- **Extracted data**:
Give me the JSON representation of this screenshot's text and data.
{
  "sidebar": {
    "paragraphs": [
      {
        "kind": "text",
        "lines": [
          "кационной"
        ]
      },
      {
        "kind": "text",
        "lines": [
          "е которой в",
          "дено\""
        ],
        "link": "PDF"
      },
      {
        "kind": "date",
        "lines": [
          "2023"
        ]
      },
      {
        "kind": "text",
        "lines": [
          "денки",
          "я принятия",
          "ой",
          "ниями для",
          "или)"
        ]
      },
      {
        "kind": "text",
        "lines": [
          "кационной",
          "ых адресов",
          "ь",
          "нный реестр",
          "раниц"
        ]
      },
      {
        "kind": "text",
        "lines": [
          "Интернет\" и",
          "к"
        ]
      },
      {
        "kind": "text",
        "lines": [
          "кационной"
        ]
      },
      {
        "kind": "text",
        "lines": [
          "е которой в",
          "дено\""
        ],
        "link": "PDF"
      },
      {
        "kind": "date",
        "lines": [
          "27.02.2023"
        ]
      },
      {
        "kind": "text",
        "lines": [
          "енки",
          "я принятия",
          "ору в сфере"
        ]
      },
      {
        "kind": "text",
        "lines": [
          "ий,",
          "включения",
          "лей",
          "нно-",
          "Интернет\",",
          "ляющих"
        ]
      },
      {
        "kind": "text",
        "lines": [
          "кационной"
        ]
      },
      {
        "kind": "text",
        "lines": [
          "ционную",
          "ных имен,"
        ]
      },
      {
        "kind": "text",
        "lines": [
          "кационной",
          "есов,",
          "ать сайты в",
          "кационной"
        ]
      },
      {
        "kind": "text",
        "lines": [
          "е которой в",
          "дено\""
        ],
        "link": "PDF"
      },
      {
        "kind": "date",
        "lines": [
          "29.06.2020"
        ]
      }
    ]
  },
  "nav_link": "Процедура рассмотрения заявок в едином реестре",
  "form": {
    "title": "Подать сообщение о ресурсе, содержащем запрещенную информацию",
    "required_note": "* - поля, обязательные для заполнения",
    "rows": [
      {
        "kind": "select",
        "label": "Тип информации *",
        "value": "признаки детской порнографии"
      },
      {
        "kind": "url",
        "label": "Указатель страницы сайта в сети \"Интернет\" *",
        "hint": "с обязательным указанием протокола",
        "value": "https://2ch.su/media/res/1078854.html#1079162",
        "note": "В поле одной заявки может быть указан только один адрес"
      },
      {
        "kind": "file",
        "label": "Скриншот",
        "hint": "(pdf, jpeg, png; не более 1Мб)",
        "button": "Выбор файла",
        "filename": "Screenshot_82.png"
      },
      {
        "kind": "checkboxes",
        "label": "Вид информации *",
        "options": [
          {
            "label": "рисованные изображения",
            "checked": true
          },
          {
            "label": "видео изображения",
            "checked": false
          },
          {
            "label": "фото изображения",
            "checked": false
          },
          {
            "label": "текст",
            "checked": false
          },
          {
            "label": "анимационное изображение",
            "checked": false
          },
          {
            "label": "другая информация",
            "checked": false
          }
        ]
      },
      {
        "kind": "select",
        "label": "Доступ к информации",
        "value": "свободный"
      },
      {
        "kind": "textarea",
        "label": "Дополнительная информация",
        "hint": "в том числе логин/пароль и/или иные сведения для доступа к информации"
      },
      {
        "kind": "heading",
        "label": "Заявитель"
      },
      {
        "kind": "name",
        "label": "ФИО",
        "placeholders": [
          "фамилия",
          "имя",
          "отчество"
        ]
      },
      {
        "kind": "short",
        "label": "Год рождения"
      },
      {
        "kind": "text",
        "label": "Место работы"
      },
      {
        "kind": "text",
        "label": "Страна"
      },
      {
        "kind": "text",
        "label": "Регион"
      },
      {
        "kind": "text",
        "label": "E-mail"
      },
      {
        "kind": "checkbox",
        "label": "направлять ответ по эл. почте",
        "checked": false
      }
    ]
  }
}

- **What the exercise asks**: Output all of the data above without any alteration.

- **Reply**:
Give me the JSON representation of this screenshot's text and data.
{
  "sidebar": {
    "paragraphs": [
      {
        "kind": "text",
        "lines": [
          "кационной"
        ]
      },
      {
        "kind": "text",
        "lines": [
          "е которой в",
          "дено\""
        ],
        "link": "PDF"
      },
      {
        "kind": "date",
        "lines": [
          "2023"
        ]
      },
      {
        "kind": "text",
        "lines": [
          "денки",
          "я принятия",
          "ой",
          "ниями для",
          "или)"
        ]
      },
      {
        "kind": "text",
        "lines": [
          "кационной",
          "ых адресов",
          "ь",
          "нный реестр",
          "раниц"
        ]
      },
      {
        "kind": "text",
        "lines": [
          "Интернет\" и",
          "к"
        ]
      },
      {
        "kind": "text",
        "lines": [
          "кационной"
        ]
      },
      {
        "kind": "text",
        "lines": [
          "е которой в",
          "дено\""
        ],
        "link": "PDF"
      },
      {
        "kind": "date",
        "lines": [
          "27.02.2023"
        ]
      },
      {
        "kind": "text",
        "lines": [
          "енки",
          "я принятия",
          "ору в сфере"
        ]
      },
      {
        "kind": "text",
        "lines": [
          "ий,",
          "включения",
          "лей",
          "нно-",
          "Интернет\",",
          "ляющих"
        ]
      },
      {
        "kind": "text",
        "lines": [
          "кационной"
        ]
      },
      {
        "kind": "text",
        "lines": [
          "ционную",
          "ных имен,"
        ]
      },
      {
        "kind": "text",
        "lines": [
          "кационной",
          "есов,",
          "ать сайты в",
          "кационной"
        ]
      },
      {
        "kind": "text",
        "lines": [
          "е которой в",
          "дено\""
        ],
        "link": "PDF"
      },
      {
        "kind": "date",
        "lines": [
          "29.06.2020"
        ]
      }
    ]
  },
  "nav_link": "Процедура рассмотрения заявок в едином реестре",
  "form": {
    "title": "Подать сообщение о ресурсе, содержащем запрещенную информацию",
    "required_note": "* - поля, обязательные для заполнения",
    "rows": [
      {
        "kind": "select",
        "label": "Тип информации *",
        "value": "признаки детской порнографии"
      },
      {
        "kind": "url",
        "label": "Указатель страницы сайта в сети \"Интернет\" *",
        "hint": "с обязательным указанием протокола",
        "value": "https://2ch.su/media/res/1078854.html#1079162",
        "note": "В поле одной заявки может быть указан только один адрес"
      },
      {
        "kind": "file",
        "label": "Скриншот",
        "hint": "(pdf, jpeg, png; не более 1Мб)",
        "button": "Выбор файла",
        "filename": "Screenshot_82.png"
      },
      {
        "kind": "checkboxes",
        "label": "Вид информации *",
        "options": [
          {
            "label": "рисованные изображения",
            "checked": true
          },
          {
            "label": "видео изображения",
            "checked": false
          },
          {
            "label": "фото изображения",
            "checked": false
          },
          {
            "label": "текст",
            "checked": false
          },
          {
            "label": "анимационное изображение",
            "checked": false
          },
          {
            "label": "другая информация",
            "checked": false
          }
        ]
      },
      {
        "kind": "select",
        "label": "Доступ к информации",
        "value": "свободный"
      },
      {
        "kind": "textarea",
        "label": "Дополнительная информация",
        "hint": "в том числе логин/пароль и/или иные сведения для доступа к информации"
      },
      {
        "kind": "heading",
        "label": "Заявитель"
      },
      {
        "kind": "name",
        "label": "ФИО",
        "placeholders": [
          "фамилия",
          "имя",
          "отчество"
        ]
      },
      {
        "kind": "short",
        "label": "Год рождения"
      },
      {
        "kind": "text",
        "label": "Место работы"
      },
      {
        "kind": "text",
        "label": "Страна"
      },
      {
        "kind": "text",
        "label": "Регион"
      },
      {
        "kind": "text",
        "label": "E-mail"
      },
      {
        "kind": "checkbox",
        "label": "направлять ответ по эл. почте",
        "checked": false
      }
    ]
  }
}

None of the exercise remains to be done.